PROBLEM TO WORK ON » Exactly repeat the material, dropping only the pictures.

>> Start GIVEN RECORDS

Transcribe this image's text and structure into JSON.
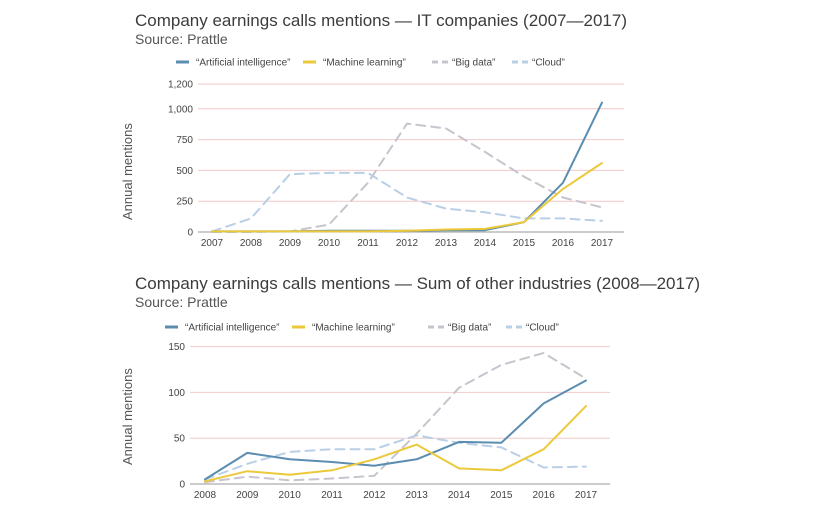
{
  "colors": {
    "ai": "#5b8db0",
    "ml": "#ecc93a",
    "bigdata": "#c8c4cd",
    "cloud": "#b9cfe6",
    "grid": "#f2c9c9",
    "axis": "#999999"
  },
  "chart_data": [
    {
      "type": "line",
      "title": "Company earnings calls mentions — IT companies (2007—2017)",
      "source": "Source: Prattle",
      "ylabel": "Annual mentions",
      "xlabel": "",
      "ylim": [
        0,
        1250
      ],
      "yticks": [
        0,
        250,
        500,
        750,
        "1,000",
        "1,200"
      ],
      "ytick_values": [
        0,
        250,
        500,
        750,
        1000,
        1200
      ],
      "categories": [
        "2007",
        "2008",
        "2009",
        "2010",
        "2011",
        "2012",
        "2013",
        "2014",
        "2015",
        "2016",
        "2017"
      ],
      "legend": [
        "“Artificial intelligence”",
        "“Machine learning”",
        "“Big data”",
        "“Cloud”"
      ],
      "series": [
        {
          "name": "“Artificial intelligence”",
          "key": "ai",
          "dashed": false,
          "values": [
            5,
            5,
            5,
            10,
            10,
            10,
            15,
            15,
            80,
            400,
            1050
          ]
        },
        {
          "name": "“Machine learning”",
          "key": "ml",
          "dashed": false,
          "values": [
            5,
            5,
            5,
            5,
            5,
            10,
            20,
            25,
            80,
            350,
            560
          ]
        },
        {
          "name": "“Big data”",
          "key": "bigdata",
          "dashed": true,
          "values": [
            0,
            0,
            5,
            60,
            400,
            880,
            840,
            650,
            450,
            280,
            200
          ]
        },
        {
          "name": "“Cloud”",
          "key": "cloud",
          "dashed": true,
          "values": [
            5,
            110,
            470,
            480,
            480,
            280,
            190,
            160,
            110,
            110,
            90
          ]
        }
      ]
    },
    {
      "type": "line",
      "title": "Company earnings calls mentions — Sum of other industries (2008—2017)",
      "source": "Source: Prattle",
      "ylabel": "Annual mentions",
      "xlabel": "",
      "ylim": [
        0,
        155
      ],
      "yticks": [
        0,
        50,
        100,
        150
      ],
      "ytick_values": [
        0,
        50,
        100,
        150
      ],
      "categories": [
        "2008",
        "2009",
        "2010",
        "2011",
        "2012",
        "2013",
        "2014",
        "2015",
        "2016",
        "2017"
      ],
      "legend": [
        "“Artificial intelligence”",
        "“Machine learning”",
        "“Big data”",
        "“Cloud”"
      ],
      "series": [
        {
          "name": "“Artificial intelligence”",
          "key": "ai",
          "dashed": false,
          "values": [
            5,
            34,
            27,
            24,
            20,
            27,
            46,
            45,
            88,
            113
          ]
        },
        {
          "name": "“Machine learning”",
          "key": "ml",
          "dashed": false,
          "values": [
            3,
            14,
            10,
            15,
            27,
            43,
            17,
            15,
            38,
            85
          ]
        },
        {
          "name": "“Big data”",
          "key": "bigdata",
          "dashed": true,
          "values": [
            2,
            8,
            4,
            6,
            9,
            55,
            105,
            130,
            143,
            115
          ]
        },
        {
          "name": "“Cloud”",
          "key": "cloud",
          "dashed": true,
          "values": [
            5,
            22,
            35,
            38,
            38,
            53,
            45,
            40,
            18,
            19
          ]
        }
      ]
    }
  ]
}
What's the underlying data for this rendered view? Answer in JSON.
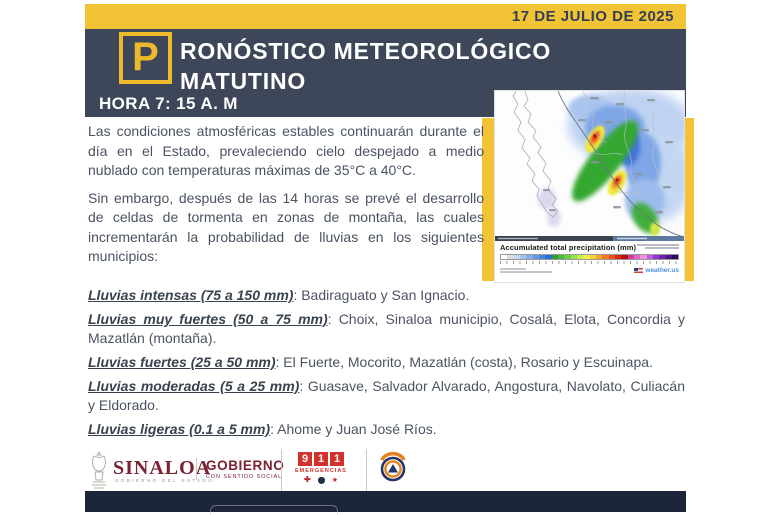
{
  "colors": {
    "gold": "#f2c435",
    "gold_border": "#ecba2a",
    "navy_header": "#3e4759",
    "navy_dark": "#1c2539",
    "navy_text": "#333f57",
    "body_text": "#4a5263",
    "maroon": "#7b2130",
    "red_911": "#d4312c"
  },
  "header": {
    "date": "17 DE JULIO DE 2025",
    "logo_letter": "P",
    "title_rest": "RONÓSTICO METEOROLÓGICO",
    "title_line2": "MATUTINO",
    "time": "HORA 7: 15 A. M"
  },
  "forecast": {
    "paragraph1": "Las condiciones atmosféricas estables continuarán durante el día en el Estado, prevaleciendo cielo despejado a medio nublado con temperaturas máximas de 35°C a 40°C.",
    "paragraph2": "Sin embargo, después de las 14 horas se prevé el desarrollo de celdas de tormenta en zonas de montaña, las cuales incrementarán la probabilidad de lluvias en los siguientes municipios:",
    "rain_levels": [
      {
        "label": "Lluvias intensas (75 a 150 mm)",
        "rest": ": Badiraguato y San Ignacio."
      },
      {
        "label": "Lluvias muy fuertes (50 a 75 mm)",
        "rest": ": Choix, Sinaloa municipio, Cosalá, Elota, Concordia y Mazatlán (montaña)."
      },
      {
        "label": "Lluvias fuertes (25 a 50 mm)",
        "rest": ": El Fuerte, Mocorito, Mazatlán (costa), Rosario y Escuinapa."
      },
      {
        "label": "Lluvias moderadas (5 a 25 mm)",
        "rest": ": Guasave, Salvador Alvarado, Angostura, Navolato, Culiacán y Eldorado."
      },
      {
        "label": "Lluvias ligeras (0.1 a 5 mm)",
        "rest": ": Ahome y Juan José Ríos."
      }
    ]
  },
  "map": {
    "legend_title": "Accumulated total precipitation (mm)",
    "watermark": "weather.us",
    "scale_colors": [
      "#ffffff",
      "#dcdcdc",
      "#c3d8f5",
      "#a5c4f0",
      "#86b0ea",
      "#659ae3",
      "#4585dc",
      "#2a6fd2",
      "#2f9e33",
      "#46ba3a",
      "#6ccf43",
      "#9be04c",
      "#c9ec54",
      "#f2ee4a",
      "#f5cf3c",
      "#f5a52f",
      "#f07c22",
      "#e65317",
      "#d3290e",
      "#b5120b",
      "#c93f9e",
      "#de68bd",
      "#f092dc",
      "#b95fe0",
      "#9138d1",
      "#6b22ad",
      "#4a1583",
      "#2e0a5c"
    ]
  },
  "footer": {
    "sinaloa": {
      "name": "SINALOA",
      "sub": "GOBIERNO DEL ESTADO",
      "slogan": "GOBIERNO",
      "slogan_sub": "CON SENTIDO SOCIAL"
    },
    "emergency": {
      "digits": [
        "9",
        "1",
        "1"
      ],
      "label": "EMERGENCIAS"
    }
  }
}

>> End GIVEN RECORDS

ANSWER BELOW »
Transcribe this image's text and structure into JSON.
{
  "colors": {
    "ai": "#5b8db0",
    "ml": "#ecc93a",
    "bigdata": "#c8c4cd",
    "cloud": "#b9cfe6",
    "grid": "#f2c9c9",
    "axis": "#999999"
  },
  "chart_data": [
    {
      "type": "line",
      "title": "Company earnings calls mentions — IT companies (2007—2017)",
      "source": "Source: Prattle",
      "ylabel": "Annual mentions",
      "xlabel": "",
      "ylim": [
        0,
        1250
      ],
      "yticks": [
        0,
        250,
        500,
        750,
        "1,000",
        "1,200"
      ],
      "ytick_values": [
        0,
        250,
        500,
        750,
        1000,
        1200
      ],
      "categories": [
        "2007",
        "2008",
        "2009",
        "2010",
        "2011",
        "2012",
        "2013",
        "2014",
        "2015",
        "2016",
        "2017"
      ],
      "legend": [
        "“Artificial intelligence”",
        "“Machine learning”",
        "“Big data”",
        "“Cloud”"
      ],
      "series": [
        {
          "name": "“Artificial intelligence”",
          "key": "ai",
          "dashed": false,
          "values": [
            5,
            5,
            5,
            10,
            10,
            10,
            15,
            15,
            80,
            400,
            1050
          ]
        },
        {
          "name": "“Machine learning”",
          "key": "ml",
          "dashed": false,
          "values": [
            5,
            5,
            5,
            5,
            5,
            10,
            20,
            25,
            80,
            350,
            560
          ]
        },
        {
          "name": "“Big data”",
          "key": "bigdata",
          "dashed": true,
          "values": [
            0,
            0,
            5,
            60,
            400,
            880,
            840,
            650,
            450,
            280,
            200
          ]
        },
        {
          "name": "“Cloud”",
          "key": "cloud",
          "dashed": true,
          "values": [
            5,
            110,
            470,
            480,
            480,
            280,
            190,
            160,
            110,
            110,
            90
          ]
        }
      ]
    },
    {
      "type": "line",
      "title": "Company earnings calls mentions — Sum of other industries (2008—2017)",
      "source": "Source: Prattle",
      "ylabel": "Annual mentions",
      "xlabel": "",
      "ylim": [
        0,
        155
      ],
      "yticks": [
        0,
        50,
        100,
        150
      ],
      "ytick_values": [
        0,
        50,
        100,
        150
      ],
      "categories": [
        "2008",
        "2009",
        "2010",
        "2011",
        "2012",
        "2013",
        "2014",
        "2015",
        "2016",
        "2017"
      ],
      "legend": [
        "“Artificial intelligence”",
        "“Machine learning”",
        "“Big data”",
        "“Cloud”"
      ],
      "series": [
        {
          "name": "“Artificial intelligence”",
          "key": "ai",
          "dashed": false,
          "values": [
            5,
            34,
            27,
            24,
            20,
            27,
            46,
            45,
            88,
            113
          ]
        },
        {
          "name": "“Machine learning”",
          "key": "ml",
          "dashed": false,
          "values": [
            3,
            14,
            10,
            15,
            27,
            43,
            17,
            15,
            38,
            85
          ]
        },
        {
          "name": "“Big data”",
          "key": "bigdata",
          "dashed": true,
          "values": [
            2,
            8,
            4,
            6,
            9,
            55,
            105,
            130,
            143,
            115
          ]
        },
        {
          "name": "“Cloud”",
          "key": "cloud",
          "dashed": true,
          "values": [
            5,
            22,
            35,
            38,
            38,
            53,
            45,
            40,
            18,
            19
          ]
        }
      ]
    }
  ]
}
What's the underlying data for this rendered view? Answer in JSON.
{
  "colors": {
    "gold": "#f2c435",
    "gold_border": "#ecba2a",
    "navy_header": "#3e4759",
    "navy_dark": "#1c2539",
    "navy_text": "#333f57",
    "body_text": "#4a5263",
    "maroon": "#7b2130",
    "red_911": "#d4312c"
  },
  "header": {
    "date": "17 DE JULIO DE 2025",
    "logo_letter": "P",
    "title_rest": "RONÓSTICO METEOROLÓGICO",
    "title_line2": "MATUTINO",
    "time": "HORA 7: 15 A. M"
  },
  "forecast": {
    "paragraph1": "Las condiciones atmosféricas estables continuarán durante el día en el Estado, prevaleciendo cielo despejado a medio nublado con temperaturas máximas de 35°C a 40°C.",
    "paragraph2": "Sin embargo, después de las 14 horas se prevé el desarrollo de celdas de tormenta en zonas de montaña, las cuales incrementarán la probabilidad de lluvias en los siguientes municipios:",
    "rain_levels": [
      {
        "label": "Lluvias intensas (75 a 150 mm)",
        "rest": ": Badiraguato y San Ignacio."
      },
      {
        "label": "Lluvias muy fuertes (50 a 75 mm)",
        "rest": ": Choix, Sinaloa municipio, Cosalá, Elota, Concordia y Mazatlán (montaña)."
      },
      {
        "label": "Lluvias fuertes (25 a 50 mm)",
        "rest": ": El Fuerte, Mocorito, Mazatlán (costa), Rosario y Escuinapa."
      },
      {
        "label": "Lluvias moderadas (5 a 25 mm)",
        "rest": ": Guasave, Salvador Alvarado, Angostura, Navolato, Culiacán y Eldorado."
      },
      {
        "label": "Lluvias ligeras (0.1 a 5 mm)",
        "rest": ": Ahome y Juan José Ríos."
      }
    ]
  },
  "map": {
    "legend_title": "Accumulated total precipitation (mm)",
    "watermark": "weather.us",
    "scale_colors": [
      "#ffffff",
      "#dcdcdc",
      "#c3d8f5",
      "#a5c4f0",
      "#86b0ea",
      "#659ae3",
      "#4585dc",
      "#2a6fd2",
      "#2f9e33",
      "#46ba3a",
      "#6ccf43",
      "#9be04c",
      "#c9ec54",
      "#f2ee4a",
      "#f5cf3c",
      "#f5a52f",
      "#f07c22",
      "#e65317",
      "#d3290e",
      "#b5120b",
      "#c93f9e",
      "#de68bd",
      "#f092dc",
      "#b95fe0",
      "#9138d1",
      "#6b22ad",
      "#4a1583",
      "#2e0a5c"
    ]
  },
  "footer": {
    "sinaloa": {
      "name": "SINALOA",
      "sub": "GOBIERNO DEL ESTADO",
      "slogan": "GOBIERNO",
      "slogan_sub": "CON SENTIDO SOCIAL"
    },
    "emergency": {
      "digits": [
        "9",
        "1",
        "1"
      ],
      "label": "EMERGENCIAS"
    }
  }
}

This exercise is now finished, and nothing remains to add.